Set problem =>
Give all the lines below again, exactly, with no pictures.

Information supplied =>
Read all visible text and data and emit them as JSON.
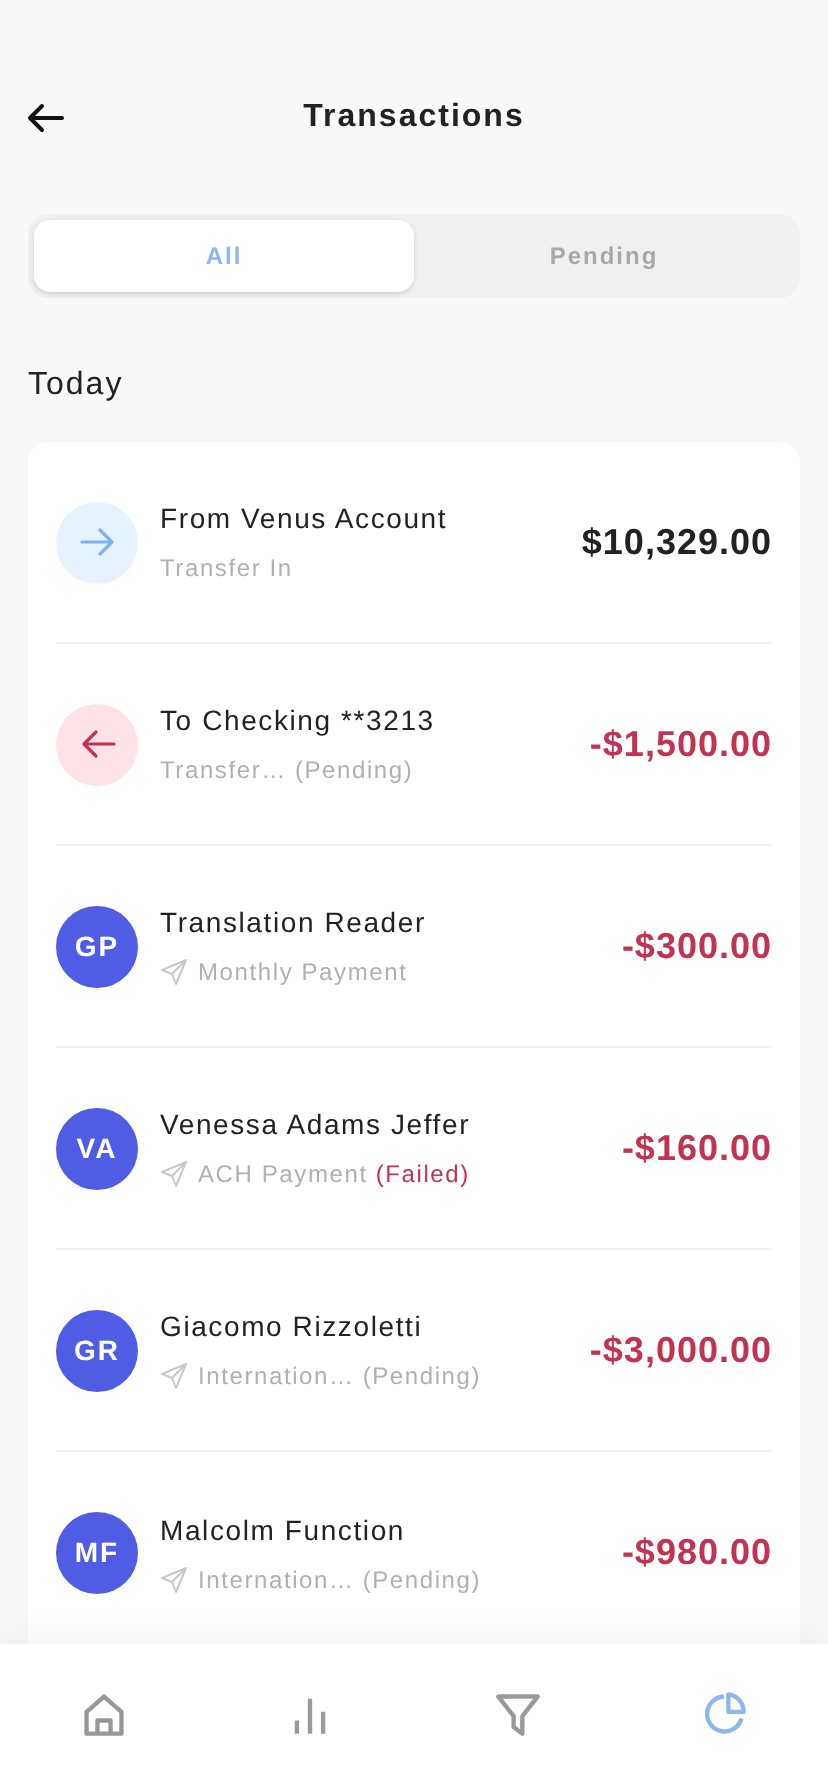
{
  "header": {
    "title": "Transactions"
  },
  "tabs": [
    {
      "label": "All",
      "selected": true
    },
    {
      "label": "Pending",
      "selected": false
    }
  ],
  "section": {
    "title": "Today"
  },
  "transactions": [
    {
      "kind": "incoming",
      "name": "From Venus Account",
      "detail": "Transfer In",
      "amount": "$10,329.00"
    },
    {
      "kind": "outgoing",
      "name": "To Checking **3213",
      "detail": "Transfer…",
      "status": {
        "kind": "pending",
        "label": "(Pending)"
      },
      "amount": "-$1,500.00"
    },
    {
      "kind": "payee",
      "initials": "GP",
      "name": "Translation Reader",
      "detail": "Monthly Payment",
      "amount": "-$300.00"
    },
    {
      "kind": "payee",
      "initials": "VA",
      "name": "Venessa Adams Jeffer",
      "detail": "ACH Payment",
      "status": {
        "kind": "failed",
        "label": "(Failed)"
      },
      "amount": "-$160.00"
    },
    {
      "kind": "payee",
      "initials": "GR",
      "name": "Giacomo Rizzoletti",
      "detail": "Internation…",
      "status": {
        "kind": "pending",
        "label": "(Pending)"
      },
      "amount": "-$3,000.00"
    },
    {
      "kind": "payee",
      "initials": "MF",
      "name": "Malcolm Function",
      "detail": "Internation…",
      "status": {
        "kind": "pending",
        "label": "(Pending)"
      },
      "amount": "-$980.00"
    }
  ],
  "nav": [
    {
      "kind": "home",
      "selected": false
    },
    {
      "kind": "stats",
      "selected": false
    },
    {
      "kind": "filter",
      "selected": false
    },
    {
      "kind": "chart",
      "selected": true
    }
  ]
}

Expected answer =>
Read all visible text and data and emit them as JSON.
{
  "header": {
    "title": "Transactions"
  },
  "tabs": [
    {
      "label": "All",
      "selected": true
    },
    {
      "label": "Pending",
      "selected": false
    }
  ],
  "section": {
    "title": "Today"
  },
  "transactions": [
    {
      "kind": "incoming",
      "name": "From Venus Account",
      "detail": "Transfer In",
      "amount": "$10,329.00"
    },
    {
      "kind": "outgoing",
      "name": "To Checking **3213",
      "detail": "Transfer…",
      "status": {
        "kind": "pending",
        "label": "(Pending)"
      },
      "amount": "-$1,500.00"
    },
    {
      "kind": "payee",
      "initials": "GP",
      "name": "Translation Reader",
      "detail": "Monthly Payment",
      "amount": "-$300.00"
    },
    {
      "kind": "payee",
      "initials": "VA",
      "name": "Venessa Adams Jeffer",
      "detail": "ACH Payment",
      "status": {
        "kind": "failed",
        "label": "(Failed)"
      },
      "amount": "-$160.00"
    },
    {
      "kind": "payee",
      "initials": "GR",
      "name": "Giacomo Rizzoletti",
      "detail": "Internation…",
      "status": {
        "kind": "pending",
        "label": "(Pending)"
      },
      "amount": "-$3,000.00"
    },
    {
      "kind": "payee",
      "initials": "MF",
      "name": "Malcolm Function",
      "detail": "Internation…",
      "status": {
        "kind": "pending",
        "label": "(Pending)"
      },
      "amount": "-$980.00"
    }
  ],
  "nav": [
    {
      "kind": "home",
      "selected": false
    },
    {
      "kind": "stats",
      "selected": false
    },
    {
      "kind": "filter",
      "selected": false
    },
    {
      "kind": "chart",
      "selected": true
    }
  ]
}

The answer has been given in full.